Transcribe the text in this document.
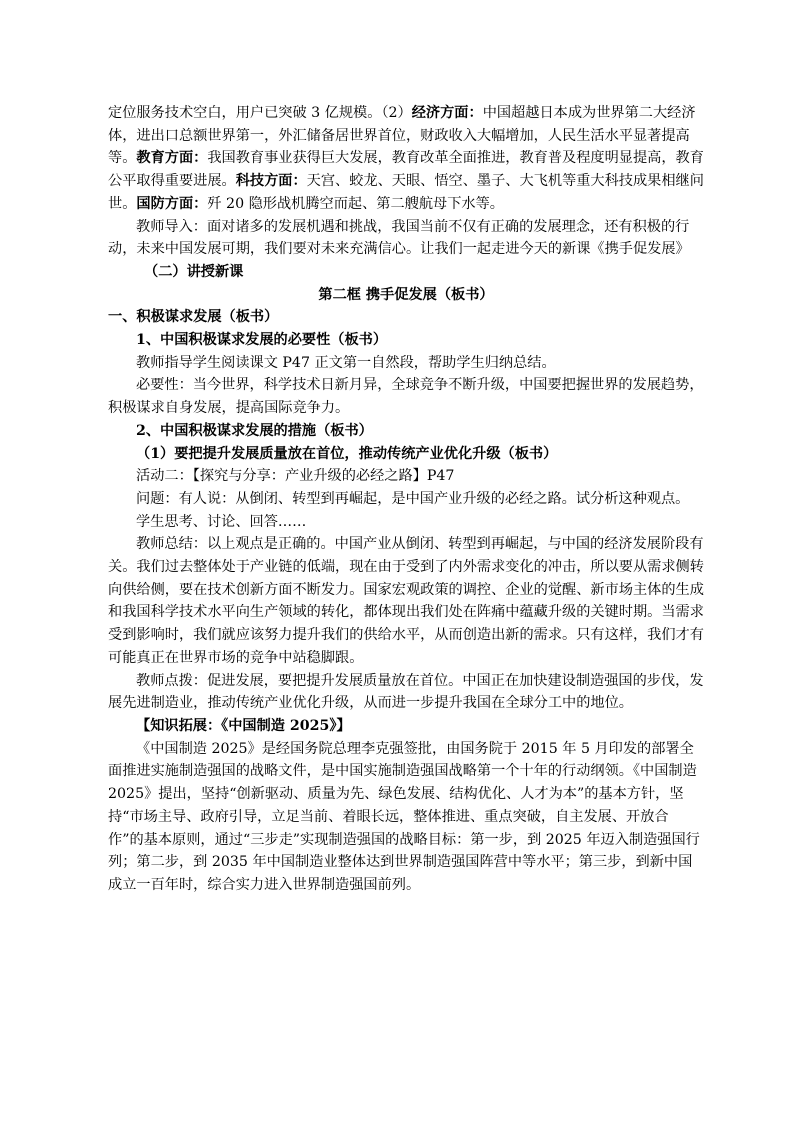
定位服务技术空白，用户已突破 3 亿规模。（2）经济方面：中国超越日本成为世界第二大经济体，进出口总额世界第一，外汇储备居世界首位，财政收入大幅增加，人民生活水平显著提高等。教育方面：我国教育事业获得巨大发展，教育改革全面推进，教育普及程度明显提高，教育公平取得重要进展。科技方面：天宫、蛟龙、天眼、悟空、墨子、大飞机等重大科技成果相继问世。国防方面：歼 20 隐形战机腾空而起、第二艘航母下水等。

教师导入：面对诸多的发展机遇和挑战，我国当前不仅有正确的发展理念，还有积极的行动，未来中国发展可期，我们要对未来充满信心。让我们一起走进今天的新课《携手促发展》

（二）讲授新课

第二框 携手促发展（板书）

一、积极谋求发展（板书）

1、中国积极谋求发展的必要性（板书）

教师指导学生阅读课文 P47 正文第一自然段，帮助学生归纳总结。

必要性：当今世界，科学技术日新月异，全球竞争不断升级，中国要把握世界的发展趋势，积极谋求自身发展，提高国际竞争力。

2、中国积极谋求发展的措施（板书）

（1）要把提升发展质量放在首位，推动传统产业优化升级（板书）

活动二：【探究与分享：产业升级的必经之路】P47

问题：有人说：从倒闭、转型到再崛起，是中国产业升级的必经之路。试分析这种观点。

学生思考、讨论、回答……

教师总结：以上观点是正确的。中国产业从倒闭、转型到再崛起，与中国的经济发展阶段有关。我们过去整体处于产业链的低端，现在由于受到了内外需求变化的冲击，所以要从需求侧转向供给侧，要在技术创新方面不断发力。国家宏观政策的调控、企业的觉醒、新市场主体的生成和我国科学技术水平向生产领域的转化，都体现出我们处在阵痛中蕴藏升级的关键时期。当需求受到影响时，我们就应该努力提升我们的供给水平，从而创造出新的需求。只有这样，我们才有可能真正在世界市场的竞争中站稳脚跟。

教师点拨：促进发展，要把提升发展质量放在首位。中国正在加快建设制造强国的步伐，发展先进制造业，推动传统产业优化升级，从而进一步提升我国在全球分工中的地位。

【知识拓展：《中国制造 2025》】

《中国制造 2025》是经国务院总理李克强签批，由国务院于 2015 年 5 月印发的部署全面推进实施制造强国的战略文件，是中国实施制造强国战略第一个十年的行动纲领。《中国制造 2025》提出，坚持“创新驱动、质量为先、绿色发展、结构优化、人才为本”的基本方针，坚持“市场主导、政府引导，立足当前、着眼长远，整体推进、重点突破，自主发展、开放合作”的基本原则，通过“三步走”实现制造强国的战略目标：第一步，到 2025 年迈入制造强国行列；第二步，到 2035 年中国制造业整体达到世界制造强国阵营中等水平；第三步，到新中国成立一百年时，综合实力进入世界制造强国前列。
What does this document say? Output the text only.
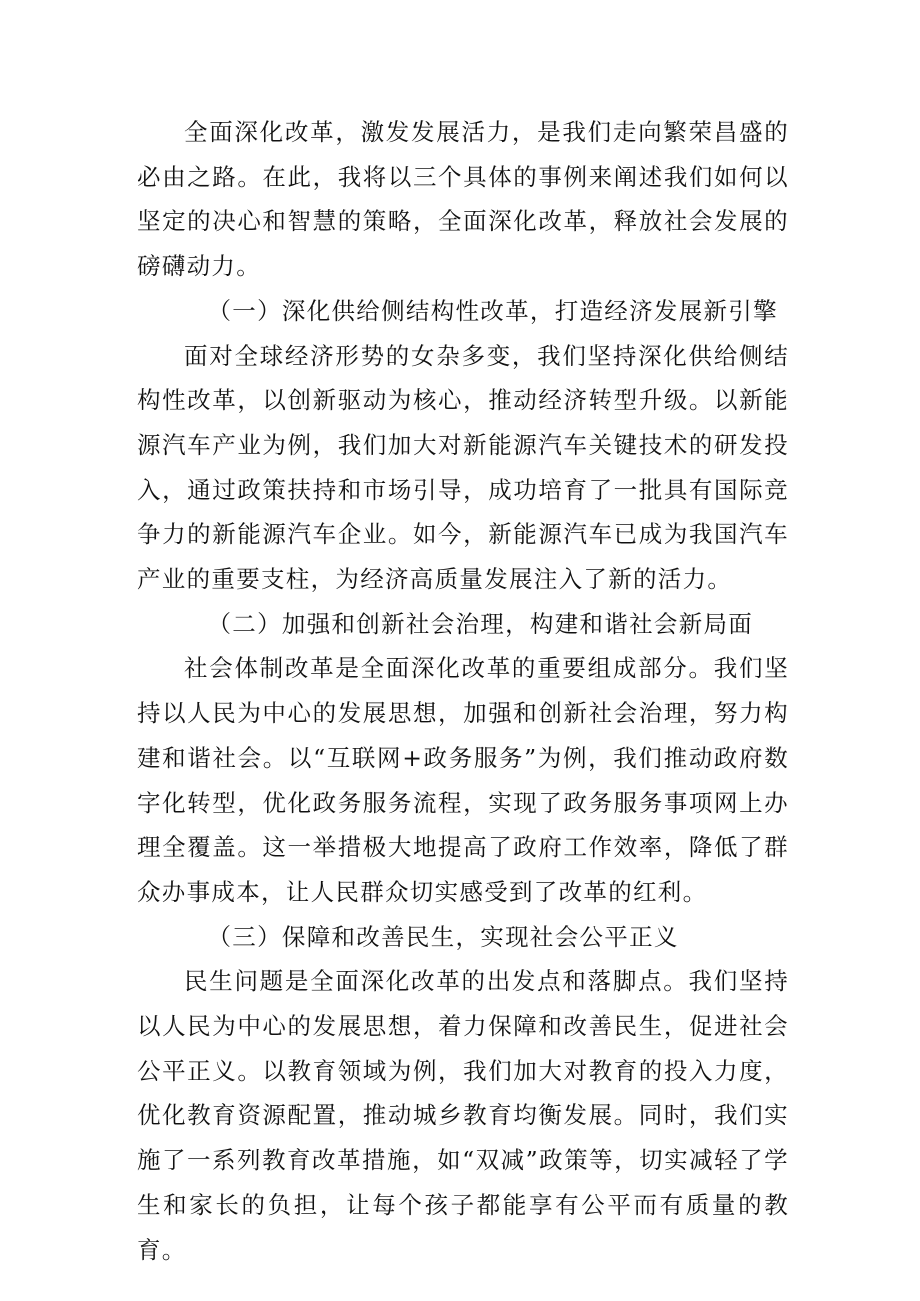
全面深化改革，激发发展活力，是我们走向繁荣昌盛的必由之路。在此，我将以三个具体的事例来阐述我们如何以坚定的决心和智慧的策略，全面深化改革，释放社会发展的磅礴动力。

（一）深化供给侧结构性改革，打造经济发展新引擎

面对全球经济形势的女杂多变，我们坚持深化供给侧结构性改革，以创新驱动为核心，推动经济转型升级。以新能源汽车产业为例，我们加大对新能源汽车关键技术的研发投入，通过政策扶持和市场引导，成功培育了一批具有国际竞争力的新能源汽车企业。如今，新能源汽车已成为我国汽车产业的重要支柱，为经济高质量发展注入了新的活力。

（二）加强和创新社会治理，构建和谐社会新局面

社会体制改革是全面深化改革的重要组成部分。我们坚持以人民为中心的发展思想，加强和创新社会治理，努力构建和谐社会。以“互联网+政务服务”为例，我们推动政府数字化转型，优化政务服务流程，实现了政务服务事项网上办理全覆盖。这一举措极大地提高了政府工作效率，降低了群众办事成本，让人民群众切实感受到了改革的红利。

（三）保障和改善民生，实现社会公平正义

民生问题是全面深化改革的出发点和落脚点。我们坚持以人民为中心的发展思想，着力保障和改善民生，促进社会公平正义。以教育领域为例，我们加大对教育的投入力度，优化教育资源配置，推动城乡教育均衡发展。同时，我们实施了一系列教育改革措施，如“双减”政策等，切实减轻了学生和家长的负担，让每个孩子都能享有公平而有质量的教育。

⁂

Given task: Pictures excluded, quote all the data above exactly.

Output of the exercise:
Transcribe the text in this document.
定位服务技术空白，用户已突破 3 亿规模。（2）经济方面：中国超越日本成为世界第二大经济体，进出口总额世界第一，外汇储备居世界首位，财政收入大幅增加，人民生活水平显著提高等。教育方面：我国教育事业获得巨大发展，教育改革全面推进，教育普及程度明显提高，教育公平取得重要进展。科技方面：天宫、蛟龙、天眼、悟空、墨子、大飞机等重大科技成果相继问世。国防方面：歼 20 隐形战机腾空而起、第二艘航母下水等。

教师导入：面对诸多的发展机遇和挑战，我国当前不仅有正确的发展理念，还有积极的行动，未来中国发展可期，我们要对未来充满信心。让我们一起走进今天的新课《携手促发展》

（二）讲授新课

第二框 携手促发展（板书）

一、积极谋求发展（板书）

1、中国积极谋求发展的必要性（板书）

教师指导学生阅读课文 P47 正文第一自然段，帮助学生归纳总结。

必要性：当今世界，科学技术日新月异，全球竞争不断升级，中国要把握世界的发展趋势，积极谋求自身发展，提高国际竞争力。

2、中国积极谋求发展的措施（板书）

（1）要把提升发展质量放在首位，推动传统产业优化升级（板书）

活动二：【探究与分享：产业升级的必经之路】P47

问题：有人说：从倒闭、转型到再崛起，是中国产业升级的必经之路。试分析这种观点。

学生思考、讨论、回答……

教师总结：以上观点是正确的。中国产业从倒闭、转型到再崛起，与中国的经济发展阶段有关。我们过去整体处于产业链的低端，现在由于受到了内外需求变化的冲击，所以要从需求侧转向供给侧，要在技术创新方面不断发力。国家宏观政策的调控、企业的觉醒、新市场主体的生成和我国科学技术水平向生产领域的转化，都体现出我们处在阵痛中蕴藏升级的关键时期。当需求受到影响时，我们就应该努力提升我们的供给水平，从而创造出新的需求。只有这样，我们才有可能真正在世界市场的竞争中站稳脚跟。

教师点拨：促进发展，要把提升发展质量放在首位。中国正在加快建设制造强国的步伐，发展先进制造业，推动传统产业优化升级，从而进一步提升我国在全球分工中的地位。

【知识拓展：《中国制造 2025》】

《中国制造 2025》是经国务院总理李克强签批，由国务院于 2015 年 5 月印发的部署全面推进实施制造强国的战略文件，是中国实施制造强国战略第一个十年的行动纲领。《中国制造 2025》提出，坚持“创新驱动、质量为先、绿色发展、结构优化、人才为本”的基本方针，坚持“市场主导、政府引导，立足当前、着眼长远，整体推进、重点突破，自主发展、开放合作”的基本原则，通过“三步走”实现制造强国的战略目标：第一步，到 2025 年迈入制造强国行列；第二步，到 2035 年中国制造业整体达到世界制造强国阵营中等水平；第三步，到新中国成立一百年时，综合实力进入世界制造强国前列。
What does this document say? Output the text only.
全面深化改革，激发发展活力，是我们走向繁荣昌盛的必由之路。在此，我将以三个具体的事例来阐述我们如何以坚定的决心和智慧的策略，全面深化改革，释放社会发展的磅礴动力。

（一）深化供给侧结构性改革，打造经济发展新引擎

面对全球经济形势的女杂多变，我们坚持深化供给侧结构性改革，以创新驱动为核心，推动经济转型升级。以新能源汽车产业为例，我们加大对新能源汽车关键技术的研发投入，通过政策扶持和市场引导，成功培育了一批具有国际竞争力的新能源汽车企业。如今，新能源汽车已成为我国汽车产业的重要支柱，为经济高质量发展注入了新的活力。

（二）加强和创新社会治理，构建和谐社会新局面

社会体制改革是全面深化改革的重要组成部分。我们坚持以人民为中心的发展思想，加强和创新社会治理，努力构建和谐社会。以“互联网+政务服务”为例，我们推动政府数字化转型，优化政务服务流程，实现了政务服务事项网上办理全覆盖。这一举措极大地提高了政府工作效率，降低了群众办事成本，让人民群众切实感受到了改革的红利。

（三）保障和改善民生，实现社会公平正义

民生问题是全面深化改革的出发点和落脚点。我们坚持以人民为中心的发展思想，着力保障和改善民生，促进社会公平正义。以教育领域为例，我们加大对教育的投入力度，优化教育资源配置，推动城乡教育均衡发展。同时，我们实施了一系列教育改革措施，如“双减”政策等，切实减轻了学生和家长的负担，让每个孩子都能享有公平而有质量的教育。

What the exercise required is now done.